▶ [Your objective] Reproduce each line of the material exactly, minus any picture.

▶ [Raw records]
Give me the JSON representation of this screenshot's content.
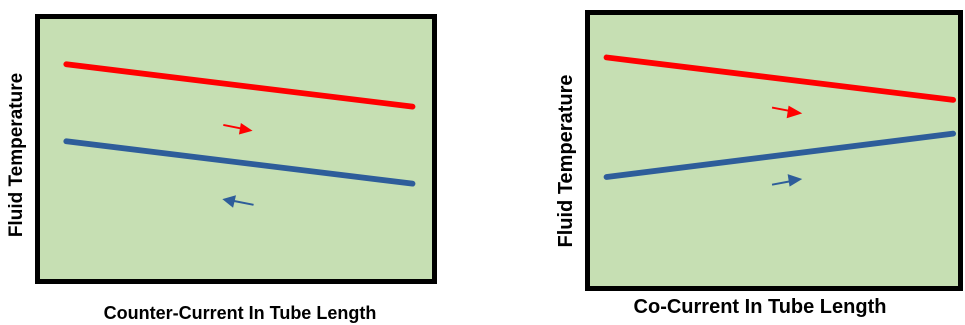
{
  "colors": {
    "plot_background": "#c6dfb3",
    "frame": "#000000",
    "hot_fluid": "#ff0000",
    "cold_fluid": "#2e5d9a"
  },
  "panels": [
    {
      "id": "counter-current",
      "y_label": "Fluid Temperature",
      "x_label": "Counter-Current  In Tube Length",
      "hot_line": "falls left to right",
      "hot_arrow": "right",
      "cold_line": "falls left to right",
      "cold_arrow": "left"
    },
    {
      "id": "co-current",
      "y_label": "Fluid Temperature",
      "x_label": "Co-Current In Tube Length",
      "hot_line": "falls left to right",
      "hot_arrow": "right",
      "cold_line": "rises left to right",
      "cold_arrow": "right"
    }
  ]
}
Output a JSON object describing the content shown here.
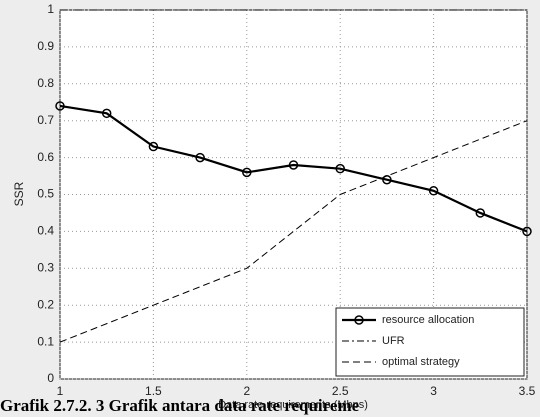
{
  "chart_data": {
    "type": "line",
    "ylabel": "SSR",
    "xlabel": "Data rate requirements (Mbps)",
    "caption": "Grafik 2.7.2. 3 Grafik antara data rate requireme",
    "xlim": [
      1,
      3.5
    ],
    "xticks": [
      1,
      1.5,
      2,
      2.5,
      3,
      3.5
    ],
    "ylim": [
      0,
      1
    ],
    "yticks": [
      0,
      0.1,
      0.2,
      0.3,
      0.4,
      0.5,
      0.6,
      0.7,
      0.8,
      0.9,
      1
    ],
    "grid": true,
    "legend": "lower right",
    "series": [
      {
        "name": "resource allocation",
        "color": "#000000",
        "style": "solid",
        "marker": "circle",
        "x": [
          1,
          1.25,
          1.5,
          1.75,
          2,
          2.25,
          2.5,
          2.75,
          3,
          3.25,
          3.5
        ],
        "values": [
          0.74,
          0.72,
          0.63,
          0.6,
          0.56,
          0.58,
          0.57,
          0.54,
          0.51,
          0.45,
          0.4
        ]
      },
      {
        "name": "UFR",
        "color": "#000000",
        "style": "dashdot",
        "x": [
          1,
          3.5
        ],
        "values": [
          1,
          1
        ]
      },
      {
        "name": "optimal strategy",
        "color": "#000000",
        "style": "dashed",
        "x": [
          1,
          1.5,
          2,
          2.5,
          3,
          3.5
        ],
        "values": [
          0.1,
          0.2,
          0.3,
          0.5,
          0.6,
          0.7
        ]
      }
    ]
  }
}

▶ [The response]
Give me the JSON representation of this screenshot's content.
{
  "colors": {
    "plot_background": "#c6dfb3",
    "frame": "#000000",
    "hot_fluid": "#ff0000",
    "cold_fluid": "#2e5d9a"
  },
  "panels": [
    {
      "id": "counter-current",
      "y_label": "Fluid Temperature",
      "x_label": "Counter-Current  In Tube Length",
      "hot_line": "falls left to right",
      "hot_arrow": "right",
      "cold_line": "falls left to right",
      "cold_arrow": "left"
    },
    {
      "id": "co-current",
      "y_label": "Fluid Temperature",
      "x_label": "Co-Current In Tube Length",
      "hot_line": "falls left to right",
      "hot_arrow": "right",
      "cold_line": "rises left to right",
      "cold_arrow": "right"
    }
  ]
}
Output a JSON object describing the content shown here.
{
  "chart_data": {
    "type": "line",
    "ylabel": "SSR",
    "xlabel": "Data rate requirements (Mbps)",
    "caption": "Grafik 2.7.2. 3 Grafik antara data rate requireme",
    "xlim": [
      1,
      3.5
    ],
    "xticks": [
      1,
      1.5,
      2,
      2.5,
      3,
      3.5
    ],
    "ylim": [
      0,
      1
    ],
    "yticks": [
      0,
      0.1,
      0.2,
      0.3,
      0.4,
      0.5,
      0.6,
      0.7,
      0.8,
      0.9,
      1
    ],
    "grid": true,
    "legend": "lower right",
    "series": [
      {
        "name": "resource allocation",
        "color": "#000000",
        "style": "solid",
        "marker": "circle",
        "x": [
          1,
          1.25,
          1.5,
          1.75,
          2,
          2.25,
          2.5,
          2.75,
          3,
          3.25,
          3.5
        ],
        "values": [
          0.74,
          0.72,
          0.63,
          0.6,
          0.56,
          0.58,
          0.57,
          0.54,
          0.51,
          0.45,
          0.4
        ]
      },
      {
        "name": "UFR",
        "color": "#000000",
        "style": "dashdot",
        "x": [
          1,
          3.5
        ],
        "values": [
          1,
          1
        ]
      },
      {
        "name": "optimal strategy",
        "color": "#000000",
        "style": "dashed",
        "x": [
          1,
          1.5,
          2,
          2.5,
          3,
          3.5
        ],
        "values": [
          0.1,
          0.2,
          0.3,
          0.5,
          0.6,
          0.7
        ]
      }
    ]
  }
}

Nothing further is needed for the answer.